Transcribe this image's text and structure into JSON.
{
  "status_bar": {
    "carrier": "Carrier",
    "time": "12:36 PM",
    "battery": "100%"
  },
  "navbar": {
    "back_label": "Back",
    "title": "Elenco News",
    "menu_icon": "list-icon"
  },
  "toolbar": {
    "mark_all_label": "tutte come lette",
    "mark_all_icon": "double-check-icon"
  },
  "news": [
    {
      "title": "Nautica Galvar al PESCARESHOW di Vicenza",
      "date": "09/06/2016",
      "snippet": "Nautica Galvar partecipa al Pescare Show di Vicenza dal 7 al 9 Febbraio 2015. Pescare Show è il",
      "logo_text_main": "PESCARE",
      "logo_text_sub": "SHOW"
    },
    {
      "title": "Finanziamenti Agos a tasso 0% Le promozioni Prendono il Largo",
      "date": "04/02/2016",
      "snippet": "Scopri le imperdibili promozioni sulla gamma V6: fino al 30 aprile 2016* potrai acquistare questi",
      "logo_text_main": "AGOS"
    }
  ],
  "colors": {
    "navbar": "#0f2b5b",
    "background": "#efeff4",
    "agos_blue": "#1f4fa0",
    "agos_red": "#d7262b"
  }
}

************

__EXERCISE__. Make an exact copy of every line in the data.

__WRITTEN ANSWER__.
Transcribe this image's text and structure into JSON.
{
  "status_bar": {
    "carrier": "Carrier",
    "time": "12:36 PM",
    "battery": "100%"
  },
  "navbar": {
    "back_label": "Back",
    "title": "Elenco News",
    "menu_icon": "list-icon"
  },
  "toolbar": {
    "mark_all_label": "tutte come lette",
    "mark_all_icon": "double-check-icon"
  },
  "news": [
    {
      "title": "Nautica Galvar al PESCARESHOW di Vicenza",
      "date": "09/06/2016",
      "snippet": "Nautica Galvar partecipa al Pescare Show di Vicenza dal 7 al 9 Febbraio 2015. Pescare Show è il",
      "logo_text_main": "PESCARE",
      "logo_text_sub": "SHOW"
    },
    {
      "title": "Finanziamenti Agos a tasso 0% Le promozioni Prendono il Largo",
      "date": "04/02/2016",
      "snippet": "Scopri le imperdibili promozioni sulla gamma V6: fino al 30 aprile 2016* potrai acquistare questi",
      "logo_text_main": "AGOS"
    }
  ],
  "colors": {
    "navbar": "#0f2b5b",
    "background": "#efeff4",
    "agos_blue": "#1f4fa0",
    "agos_red": "#d7262b"
  }
}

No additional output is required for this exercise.